Look through the material and copy each line holding "kifizetések".

Data shown:
┄┄┄┄┄┄┄┄┄┄

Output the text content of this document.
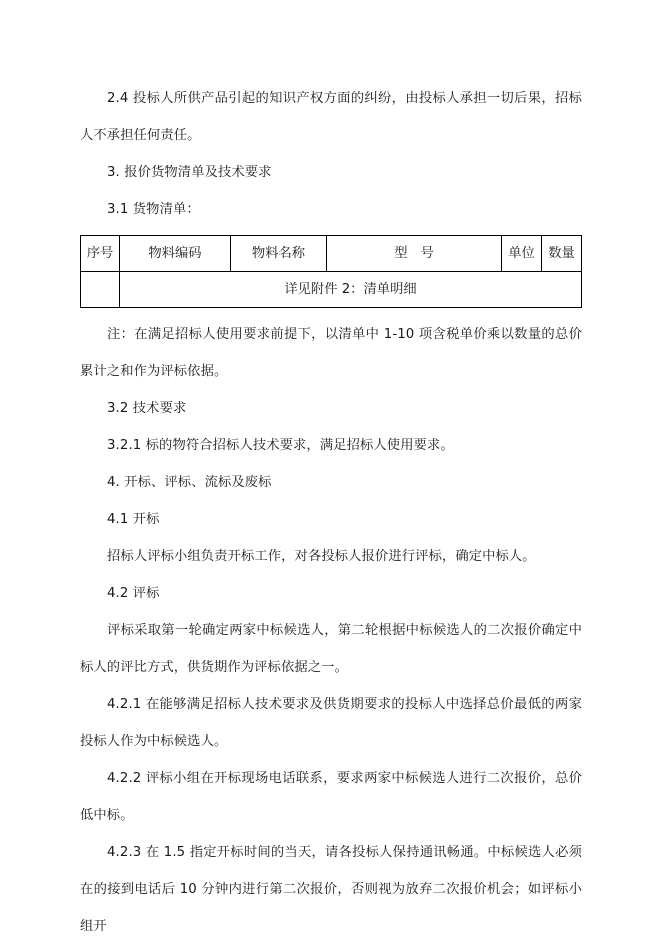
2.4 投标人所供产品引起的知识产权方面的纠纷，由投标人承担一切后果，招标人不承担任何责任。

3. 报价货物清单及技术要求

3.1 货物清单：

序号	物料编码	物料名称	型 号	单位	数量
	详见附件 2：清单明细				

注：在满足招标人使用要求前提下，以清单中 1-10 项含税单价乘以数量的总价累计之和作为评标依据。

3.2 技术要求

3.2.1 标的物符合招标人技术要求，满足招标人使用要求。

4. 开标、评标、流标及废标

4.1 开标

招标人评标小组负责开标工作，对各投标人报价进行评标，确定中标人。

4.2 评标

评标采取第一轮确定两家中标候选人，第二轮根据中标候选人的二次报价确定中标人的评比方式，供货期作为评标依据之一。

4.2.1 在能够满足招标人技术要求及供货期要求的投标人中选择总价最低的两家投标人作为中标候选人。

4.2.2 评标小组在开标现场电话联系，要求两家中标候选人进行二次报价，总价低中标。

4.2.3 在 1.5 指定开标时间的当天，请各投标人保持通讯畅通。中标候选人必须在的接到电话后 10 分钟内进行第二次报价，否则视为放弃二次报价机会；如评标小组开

┄┄┄┄┄┄┄┄┄┄

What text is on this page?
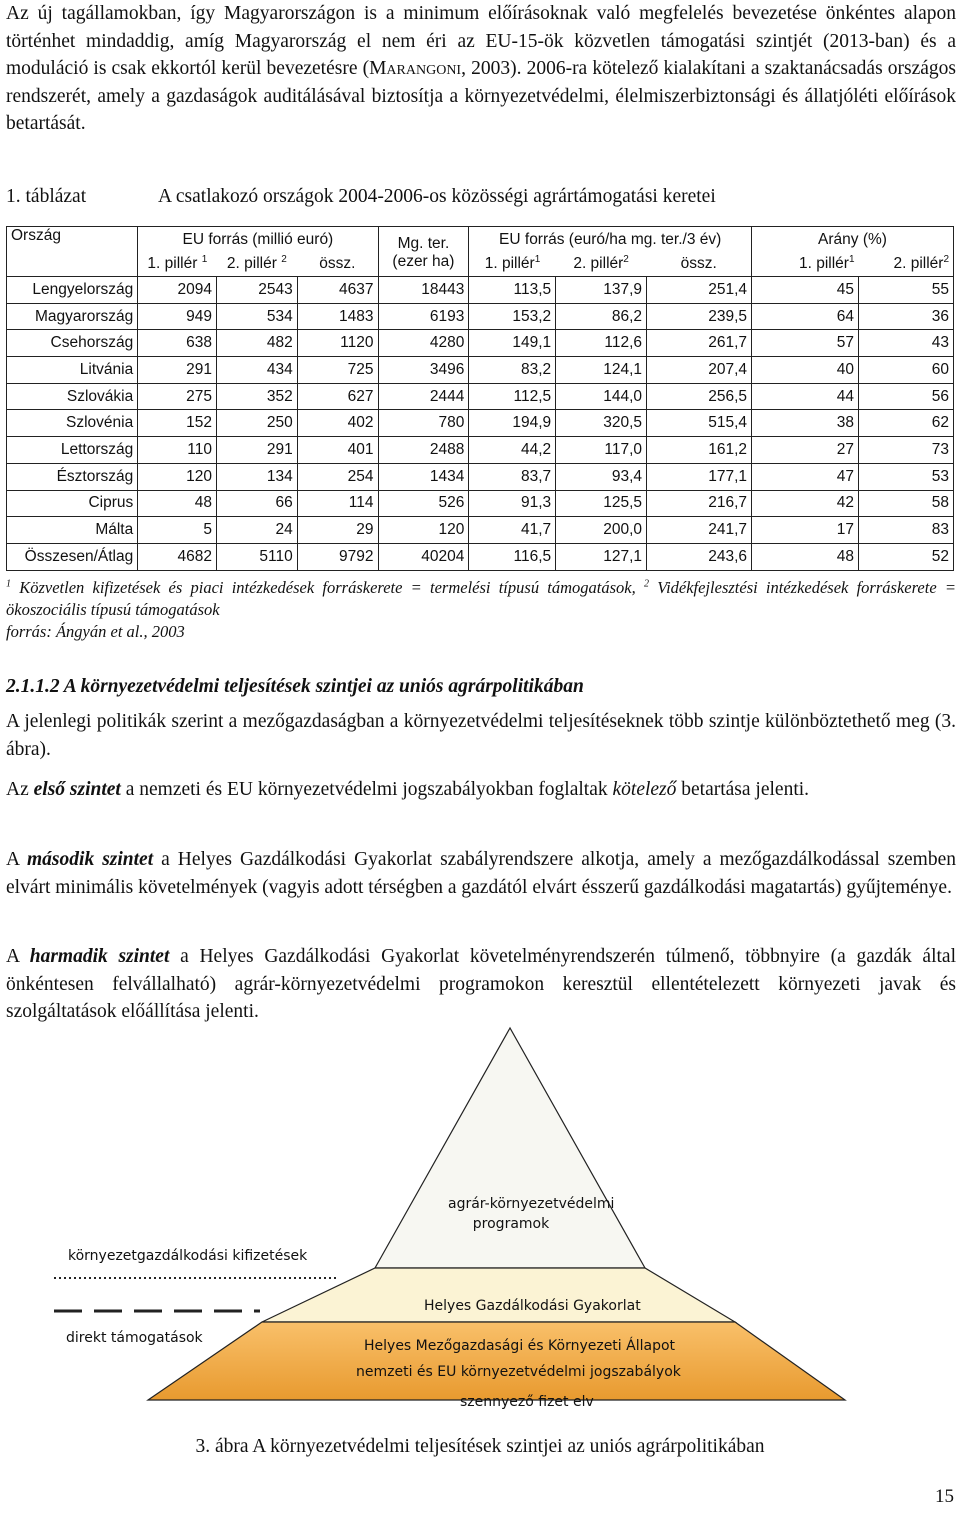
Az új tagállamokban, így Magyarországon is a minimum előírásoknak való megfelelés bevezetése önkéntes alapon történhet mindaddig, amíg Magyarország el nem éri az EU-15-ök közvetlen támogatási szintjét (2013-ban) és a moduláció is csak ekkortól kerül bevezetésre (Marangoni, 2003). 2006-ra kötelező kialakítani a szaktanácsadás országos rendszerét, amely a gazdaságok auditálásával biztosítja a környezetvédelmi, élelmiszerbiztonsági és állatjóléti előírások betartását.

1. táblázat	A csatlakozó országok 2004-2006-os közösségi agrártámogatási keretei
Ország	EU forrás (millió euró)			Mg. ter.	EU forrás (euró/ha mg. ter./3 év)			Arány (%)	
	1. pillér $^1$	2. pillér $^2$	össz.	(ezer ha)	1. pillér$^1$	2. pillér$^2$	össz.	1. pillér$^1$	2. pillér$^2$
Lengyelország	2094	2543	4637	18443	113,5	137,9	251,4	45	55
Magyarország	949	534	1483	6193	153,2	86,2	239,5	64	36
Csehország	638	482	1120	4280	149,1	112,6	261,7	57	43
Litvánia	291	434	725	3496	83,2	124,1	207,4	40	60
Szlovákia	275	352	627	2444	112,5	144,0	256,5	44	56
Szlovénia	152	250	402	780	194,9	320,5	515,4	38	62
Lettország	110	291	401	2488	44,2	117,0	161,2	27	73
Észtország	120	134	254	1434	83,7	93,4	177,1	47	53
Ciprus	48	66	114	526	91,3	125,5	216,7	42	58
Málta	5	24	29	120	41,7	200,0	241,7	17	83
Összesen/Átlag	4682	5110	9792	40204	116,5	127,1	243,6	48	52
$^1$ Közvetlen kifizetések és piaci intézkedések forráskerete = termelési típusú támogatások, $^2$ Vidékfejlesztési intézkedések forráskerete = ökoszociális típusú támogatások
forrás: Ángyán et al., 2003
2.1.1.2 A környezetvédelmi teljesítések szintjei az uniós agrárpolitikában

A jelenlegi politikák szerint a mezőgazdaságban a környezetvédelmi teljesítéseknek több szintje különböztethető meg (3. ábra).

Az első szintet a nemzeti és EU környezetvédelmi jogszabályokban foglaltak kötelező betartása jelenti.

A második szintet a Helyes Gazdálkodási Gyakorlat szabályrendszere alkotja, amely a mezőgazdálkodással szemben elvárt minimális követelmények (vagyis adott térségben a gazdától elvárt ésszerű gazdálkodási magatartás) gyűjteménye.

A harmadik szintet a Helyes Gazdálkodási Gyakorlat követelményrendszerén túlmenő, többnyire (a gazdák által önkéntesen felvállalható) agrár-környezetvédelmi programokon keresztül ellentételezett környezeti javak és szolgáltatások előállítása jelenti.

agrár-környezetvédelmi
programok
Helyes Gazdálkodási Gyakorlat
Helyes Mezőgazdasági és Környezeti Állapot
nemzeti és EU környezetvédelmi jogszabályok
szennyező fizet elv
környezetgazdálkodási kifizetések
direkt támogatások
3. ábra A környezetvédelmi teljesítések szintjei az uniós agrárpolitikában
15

┄┄┄┄┄┄┄┄┄┄

Result below:
$^1$ Közvetlen kifizetések és piaci intézkedések forráskerete = termelési típusú támogatások, $^2$ Vidékfejlesztési intézkedések forráskerete = ökoszociális típusú támogatások
környezetgazdálkodási kifizetések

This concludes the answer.